▸ **Document section**:
* Begin *

My tutor today is Helene from Masala Herb, a talented Austrian/French blogger now happily married and living in Goa, India. The Masala Herb blog is devoted to sharing exotic local ingredients used in fascinating dishes. Often both the ingredients and recipes are unfamiliar to me and a source of continual intrigue.

Today's recipe for Shakshuka is a great example of an unfamiliar recipe I couldn't resist trying. Helene says Shakshuka is a favorite Israeli breakfast and after sampling the interplay between the soft-cooked eggs and savory, chunky tomato sauce, I can see why. It's also a beautiful dish that could easily serve 6-8 people (just add a few more eggs) - perfect for brunch with the in-laws. For even more fascinating ingredients and recipes, drop by Helene's marvelous Masala Herb blog.

About the Author
  1. "I love discovering new cooking ingredients. It might be some fruits, veggies, meats or seasonings or anything else eatable (except insects!). I get double excited, if that new ingredient is mesmerizing and if I can use it in different ways in my cooking."
  2. "My mum used to make Veg soup too often when I was a kid, now I have trouble just looking at it."
  3. "I was a Vegetarian for 1 year. I tried, but its not for me! I was missing my European meats. *sigh*"
  4. "Cooking was my most hated subject in school and college time. Only in the last year of college I started to enjoy it. The teacher in the last year was a wonderful person, she kind of inspired us all. I discovered my love for cooking in India. I was missing all those wonderful European dishes and the restaurants here at that time just didn't satisfy my needs. So, I tried to cook wherever I used to stay, even though it was difficult and me and my husband couldn't live together because of the culture..."
  5. "Eating Indian food at the beginning was a torture for me! My body was not used to spices and I got quickly sick, I recovered but still, the chilli was too much... Eventually, my mother in law introduced me to some excellent dishes and I guess I just got used to it. Anyway, now I just love Indian food and the spice dimensions of this particular cuisine!"

* End *

▸ **What is asked**:
A – Rewrite the Masala Herb passage starting at "Today's recipe for" and ending at "Masala Herb blog.", substituting "Menemen" for "Shakshuka".
B – List each line of the entries that contains the string "scrollbar".
The Masala Herb passage and the entries have nothing to do with each other.

▸ **Saved entries**:
* Begin *

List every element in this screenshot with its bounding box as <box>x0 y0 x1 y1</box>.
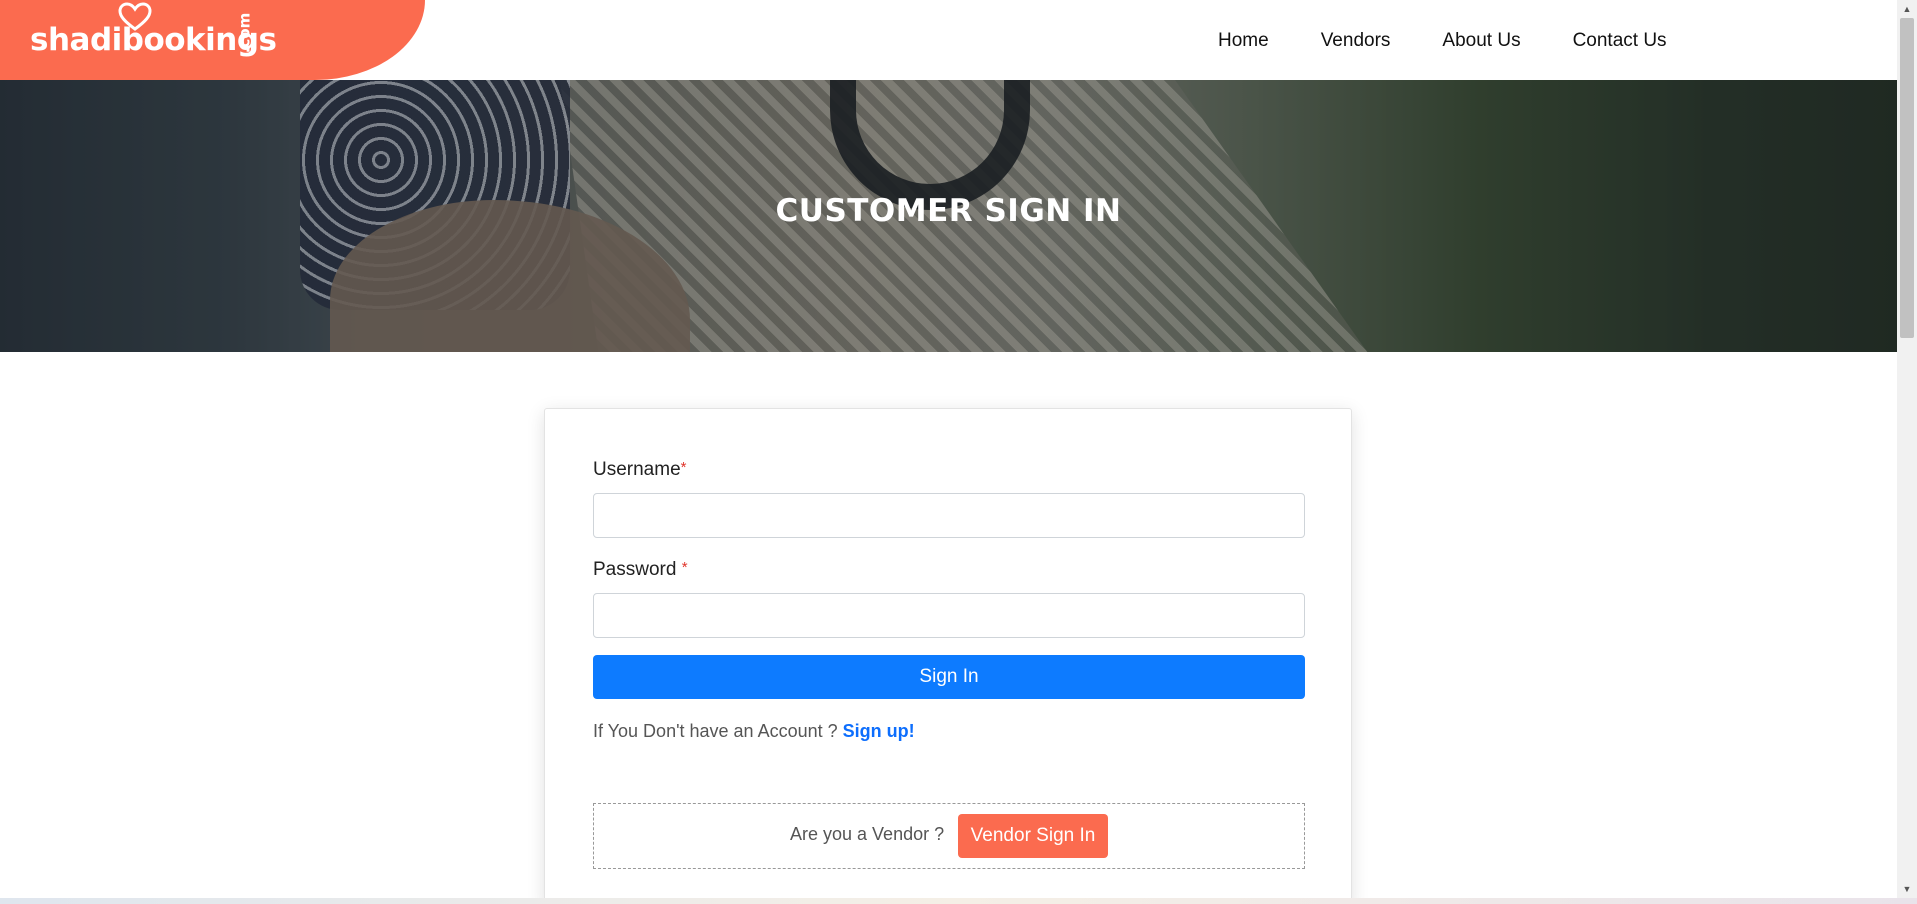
username-input[interactable] <box>593 493 1305 538</box>
password-label: Password * <box>593 559 688 581</box>
signup-prompt-text: If You Don't have an Account ? <box>593 721 838 741</box>
nav-about-us[interactable]: About Us <box>1442 30 1520 52</box>
sign-up-link[interactable]: Sign up! <box>843 721 915 741</box>
vendor-signin-box: Are you a Vendor ? Vendor Sign In <box>593 803 1305 869</box>
page-scrollbar[interactable]: ▲ ▼ <box>1897 0 1917 898</box>
logo-suffix-wrap: .com <box>235 4 260 64</box>
vendor-sign-in-button[interactable]: Vendor Sign In <box>958 814 1108 858</box>
username-label: Username* <box>593 459 687 481</box>
nav-home[interactable]: Home <box>1218 30 1269 52</box>
required-mark: * <box>680 459 687 476</box>
scroll-down-icon[interactable]: ▼ <box>1897 880 1917 898</box>
username-label-text: Username <box>593 459 681 480</box>
nav-vendors[interactable]: Vendors <box>1321 30 1391 52</box>
required-mark: * <box>681 559 688 576</box>
password-input[interactable] <box>593 593 1305 638</box>
scroll-thumb[interactable] <box>1900 18 1914 338</box>
logo-suffix: .com <box>235 12 254 54</box>
sign-in-button[interactable]: Sign In <box>593 655 1305 699</box>
signin-card: Username* Password * Sign In If You Don'… <box>544 408 1352 904</box>
hero-banner: CUSTOMER SIGN IN <box>0 80 1897 352</box>
taskbar-edge <box>0 898 1917 904</box>
password-label-text: Password <box>593 559 677 580</box>
vendor-prompt: Are you a Vendor ? <box>790 824 945 844</box>
main-nav: Home Vendors About Us Contact Us <box>1218 30 1719 52</box>
logo[interactable]: shadibookings .com <box>0 0 425 80</box>
signup-prompt: If You Don't have an Account ? Sign up! <box>593 721 915 742</box>
nav-contact-us[interactable]: Contact Us <box>1573 30 1667 52</box>
site-header: shadibookings .com Home Vendors About Us… <box>0 0 1897 80</box>
scroll-up-icon[interactable]: ▲ <box>1897 0 1917 18</box>
page-title: CUSTOMER SIGN IN <box>775 193 1122 229</box>
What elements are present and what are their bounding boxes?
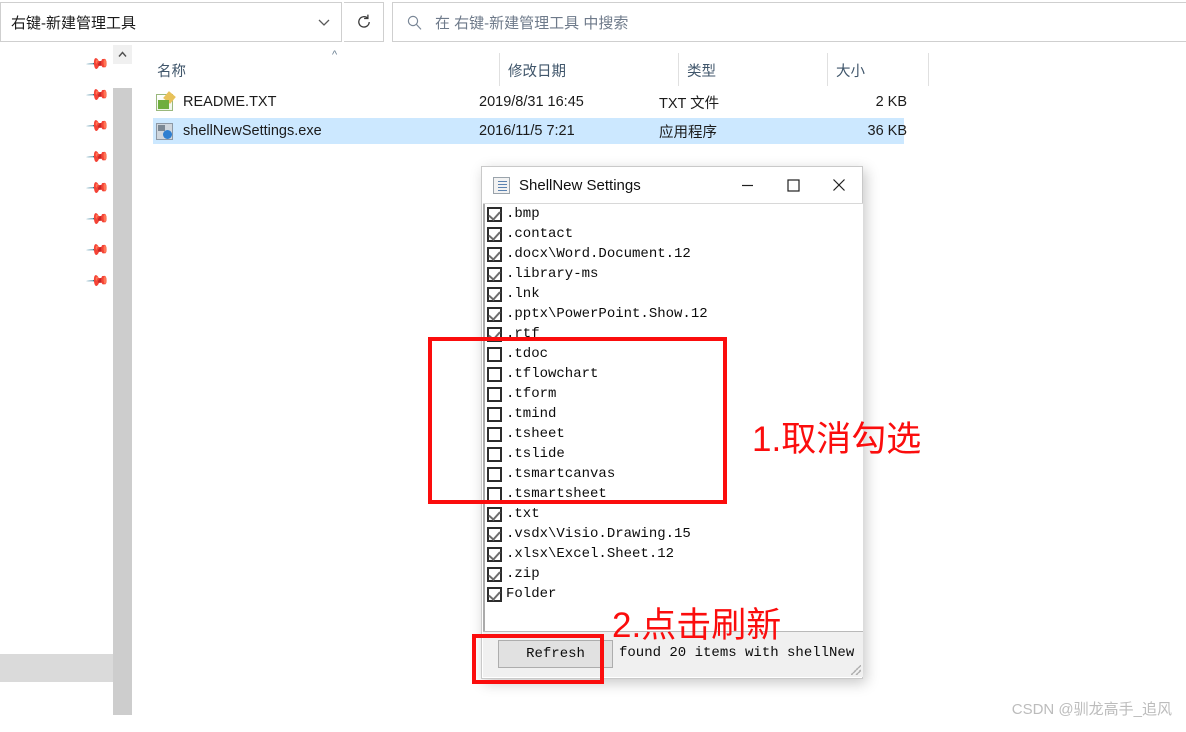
list-item-label: .bmp — [506, 206, 540, 222]
list-item[interactable]: .zip — [483, 564, 863, 584]
list-item-label: .xlsx\Excel.Sheet.12 — [506, 546, 675, 562]
file-date: 2016/11/5 7:21 — [479, 123, 575, 139]
file-type: 应用程序 — [659, 124, 717, 141]
shellnew-app-icon — [493, 176, 510, 194]
column-divider[interactable] — [928, 53, 929, 86]
watermark: CSDN @驯龙高手_追风 — [1011, 701, 1172, 718]
sort-ascending-icon: ^ — [332, 49, 338, 61]
column-header-date[interactable]: 修改日期 — [508, 60, 566, 81]
checkbox[interactable] — [487, 286, 502, 302]
list-item[interactable]: .txt — [483, 504, 863, 524]
checkbox[interactable] — [487, 526, 502, 542]
pin-icon[interactable]: 📌 — [85, 176, 110, 201]
list-item[interactable]: .lnk — [483, 284, 863, 304]
search-input[interactable]: 在 右键-新建管理工具 中搜索 — [392, 2, 1186, 42]
list-item[interactable]: .bmp — [483, 204, 863, 224]
close-icon[interactable] — [816, 167, 862, 203]
address-bar-text: 右键-新建管理工具 — [11, 14, 136, 32]
pin-icon[interactable]: 📌 — [85, 114, 110, 139]
list-item[interactable]: .xlsx\Excel.Sheet.12 — [483, 544, 863, 564]
list-item-label: Folder — [506, 586, 557, 602]
file-date: 2019/8/31 16:45 — [479, 94, 584, 110]
search-icon — [393, 3, 435, 41]
checkbox[interactable] — [487, 506, 502, 522]
annotation-label-step2: 2.点击刷新 — [612, 606, 782, 645]
column-divider[interactable] — [827, 53, 828, 86]
checkbox[interactable] — [487, 206, 502, 222]
column-header-name[interactable]: 名称 — [157, 60, 186, 81]
list-item-label: .docx\Word.Document.12 — [506, 246, 691, 262]
checkbox[interactable] — [487, 226, 502, 242]
column-divider[interactable] — [678, 53, 679, 86]
pin-icon[interactable]: 📌 — [85, 238, 110, 263]
nav-pane-scrollbar[interactable] — [113, 45, 132, 732]
list-item-label: .txt — [506, 506, 540, 522]
column-header-row: ^ 名称 修改日期 类型 大小 — [153, 49, 929, 86]
chevron-up-icon[interactable] — [113, 45, 132, 64]
refresh-icon[interactable] — [344, 2, 384, 42]
nav-pane-highlight-band — [0, 654, 113, 682]
address-bar[interactable]: 右键-新建管理工具 — [0, 2, 342, 42]
explorer-toolbar: 右键-新建管理工具 在 右键-新建管理工具 中搜索 — [0, 0, 1186, 44]
list-item-label: .pptx\PowerPoint.Show.12 — [506, 306, 708, 322]
checkbox[interactable] — [487, 566, 502, 582]
checkbox[interactable] — [487, 266, 502, 282]
pin-icon[interactable]: 📌 — [85, 207, 110, 232]
scrollbar-thumb[interactable] — [113, 88, 132, 715]
list-item[interactable]: .docx\Word.Document.12 — [483, 244, 863, 264]
checkbox[interactable] — [487, 246, 502, 262]
annotation-box-uncheck — [428, 337, 727, 504]
dialog-titlebar[interactable]: ShellNew Settings — [482, 167, 862, 203]
list-item-label: .contact — [506, 226, 574, 242]
file-size: 2 KB — [875, 94, 907, 110]
list-item[interactable]: .contact — [483, 224, 863, 244]
file-name: README.TXT — [183, 94, 277, 110]
column-divider[interactable] — [499, 53, 500, 86]
list-item-label: .vsdx\Visio.Drawing.15 — [506, 526, 691, 542]
resize-grip[interactable] — [851, 665, 861, 675]
pin-icon[interactable]: 📌 — [85, 145, 110, 170]
annotation-box-refresh — [472, 634, 604, 684]
list-item-label: .library-ms — [506, 266, 599, 282]
checkbox[interactable] — [487, 586, 502, 602]
pin-icon[interactable]: 📌 — [85, 269, 110, 294]
checkbox[interactable] — [487, 306, 502, 322]
column-header-size[interactable]: 大小 — [836, 60, 865, 81]
file-type: TXT 文件 — [659, 95, 720, 112]
list-item[interactable]: .pptx\PowerPoint.Show.12 — [483, 304, 863, 324]
table-row[interactable]: README.TXT 2019/8/31 16:45 TXT 文件 2 KB — [153, 89, 907, 115]
text-file-icon — [156, 93, 173, 111]
list-item[interactable]: .vsdx\Visio.Drawing.15 — [483, 524, 863, 544]
file-size: 36 KB — [867, 123, 908, 139]
file-name: shellNewSettings.exe — [183, 123, 322, 139]
table-row[interactable]: shellNewSettings.exe 2016/11/5 7:21 应用程序… — [153, 118, 908, 144]
search-placeholder-text: 在 右键-新建管理工具 中搜索 — [435, 14, 629, 32]
pin-icon[interactable]: 📌 — [85, 52, 110, 77]
chevron-down-icon[interactable] — [307, 3, 341, 41]
list-item-label: .zip — [506, 566, 540, 582]
pin-icon[interactable]: 📌 — [85, 83, 110, 108]
dialog-title: ShellNew Settings — [519, 176, 641, 194]
annotation-label-step1: 1.取消勾选 — [752, 420, 922, 459]
checkbox[interactable] — [487, 546, 502, 562]
minimize-icon[interactable] — [724, 167, 770, 203]
application-file-icon — [156, 122, 173, 140]
maximize-icon[interactable] — [770, 167, 816, 203]
list-item[interactable]: .library-ms — [483, 264, 863, 284]
list-item-label: .lnk — [506, 286, 540, 302]
navigation-pane: 📌 📌 📌 📌 📌 📌 📌 📌 — [0, 44, 113, 732]
column-header-type[interactable]: 类型 — [687, 60, 716, 81]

* End *

▸ **Responses in order**:
A –
Today's recipe for Menemen is a great example of an unfamiliar recipe I couldn't resist trying. Helene says Menemen is a favorite Israeli breakfast and after sampling the interplay between the soft-cooked eggs and savory, chunky tomato sauce, I can see why. It's also a beautiful dish that could easily serve 6-8 people (just add a few more eggs) - perfect for brunch with the in-laws. For even more fascinating ingredients and recipes, drop by Helene's marvelous Masala Herb blog.

B –
page-scrollbar[interactable]: ▲ ▼ <box>1897 0 1917 898</box>
nav-pane-scrollbar[interactable] — [113, 45, 132, 732]
scrollbar-thumb[interactable] — [113, 88, 132, 715]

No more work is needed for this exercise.